### Request:
Answer with one number: the count of lines in this material that hold the word "wydawnicza".

***** Given data *****

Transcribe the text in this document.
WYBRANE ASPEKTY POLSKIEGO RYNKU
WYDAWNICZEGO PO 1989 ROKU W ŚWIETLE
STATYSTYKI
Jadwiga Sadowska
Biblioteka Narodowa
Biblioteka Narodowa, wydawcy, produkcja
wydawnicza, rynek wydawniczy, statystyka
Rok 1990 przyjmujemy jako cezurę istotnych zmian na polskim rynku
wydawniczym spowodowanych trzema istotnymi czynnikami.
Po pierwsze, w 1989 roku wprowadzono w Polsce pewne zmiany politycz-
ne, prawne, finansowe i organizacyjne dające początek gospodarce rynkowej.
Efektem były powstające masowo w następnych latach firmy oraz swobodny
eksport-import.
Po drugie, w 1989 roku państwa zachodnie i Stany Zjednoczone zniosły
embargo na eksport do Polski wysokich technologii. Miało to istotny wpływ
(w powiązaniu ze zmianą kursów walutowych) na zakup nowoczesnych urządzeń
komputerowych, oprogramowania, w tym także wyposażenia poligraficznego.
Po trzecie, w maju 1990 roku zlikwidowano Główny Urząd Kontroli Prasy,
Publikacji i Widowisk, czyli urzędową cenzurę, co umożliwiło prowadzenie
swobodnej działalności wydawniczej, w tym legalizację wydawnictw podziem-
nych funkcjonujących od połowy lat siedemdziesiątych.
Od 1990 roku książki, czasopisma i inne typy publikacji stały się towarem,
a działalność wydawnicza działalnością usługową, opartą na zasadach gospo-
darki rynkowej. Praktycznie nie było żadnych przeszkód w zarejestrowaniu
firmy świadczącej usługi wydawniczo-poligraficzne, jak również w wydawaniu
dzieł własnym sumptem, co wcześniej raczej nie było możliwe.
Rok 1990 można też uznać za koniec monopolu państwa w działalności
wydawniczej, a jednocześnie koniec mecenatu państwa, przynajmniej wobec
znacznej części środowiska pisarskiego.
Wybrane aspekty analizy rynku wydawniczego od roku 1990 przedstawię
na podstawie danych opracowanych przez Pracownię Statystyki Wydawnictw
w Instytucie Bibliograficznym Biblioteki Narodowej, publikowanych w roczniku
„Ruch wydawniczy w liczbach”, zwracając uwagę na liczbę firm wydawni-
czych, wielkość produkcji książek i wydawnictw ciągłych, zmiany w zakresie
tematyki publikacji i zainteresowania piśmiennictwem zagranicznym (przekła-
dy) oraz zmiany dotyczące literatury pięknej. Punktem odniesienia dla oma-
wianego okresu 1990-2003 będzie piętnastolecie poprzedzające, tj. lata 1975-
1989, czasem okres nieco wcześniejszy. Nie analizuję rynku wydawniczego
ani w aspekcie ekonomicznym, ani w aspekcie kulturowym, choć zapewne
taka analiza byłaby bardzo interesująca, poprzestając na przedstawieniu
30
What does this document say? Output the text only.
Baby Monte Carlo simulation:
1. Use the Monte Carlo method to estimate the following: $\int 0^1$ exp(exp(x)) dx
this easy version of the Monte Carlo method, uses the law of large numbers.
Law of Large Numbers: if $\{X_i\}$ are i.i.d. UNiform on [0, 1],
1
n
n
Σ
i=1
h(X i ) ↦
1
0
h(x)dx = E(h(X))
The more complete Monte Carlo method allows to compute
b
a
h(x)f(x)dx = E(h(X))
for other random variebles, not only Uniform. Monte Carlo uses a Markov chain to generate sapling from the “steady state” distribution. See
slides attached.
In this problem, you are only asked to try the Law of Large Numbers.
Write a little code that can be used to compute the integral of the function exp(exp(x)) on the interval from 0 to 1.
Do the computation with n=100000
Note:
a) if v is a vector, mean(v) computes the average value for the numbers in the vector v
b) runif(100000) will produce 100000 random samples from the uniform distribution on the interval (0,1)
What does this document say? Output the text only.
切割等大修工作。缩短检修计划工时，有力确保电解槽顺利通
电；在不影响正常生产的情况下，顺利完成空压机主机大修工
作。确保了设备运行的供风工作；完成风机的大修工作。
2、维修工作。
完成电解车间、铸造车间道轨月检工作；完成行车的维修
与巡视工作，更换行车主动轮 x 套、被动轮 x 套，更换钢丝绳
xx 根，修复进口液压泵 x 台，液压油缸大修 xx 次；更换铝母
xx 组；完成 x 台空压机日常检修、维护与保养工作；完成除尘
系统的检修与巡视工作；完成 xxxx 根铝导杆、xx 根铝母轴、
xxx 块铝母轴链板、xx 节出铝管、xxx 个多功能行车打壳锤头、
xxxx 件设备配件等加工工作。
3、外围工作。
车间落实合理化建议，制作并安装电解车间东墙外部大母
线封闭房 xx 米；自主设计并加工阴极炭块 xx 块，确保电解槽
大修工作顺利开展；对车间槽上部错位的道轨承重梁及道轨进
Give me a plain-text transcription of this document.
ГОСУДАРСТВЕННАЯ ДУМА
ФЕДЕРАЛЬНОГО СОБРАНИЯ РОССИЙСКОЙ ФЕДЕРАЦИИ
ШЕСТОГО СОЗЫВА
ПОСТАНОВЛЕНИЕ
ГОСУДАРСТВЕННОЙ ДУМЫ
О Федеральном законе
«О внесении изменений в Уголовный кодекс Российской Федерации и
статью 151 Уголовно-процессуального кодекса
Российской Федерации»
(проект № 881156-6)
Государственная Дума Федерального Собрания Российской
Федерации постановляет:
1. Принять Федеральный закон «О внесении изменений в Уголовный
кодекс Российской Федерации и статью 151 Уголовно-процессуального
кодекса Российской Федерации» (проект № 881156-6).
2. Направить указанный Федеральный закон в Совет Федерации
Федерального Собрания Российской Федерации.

*****

### Solution to this exercise:
2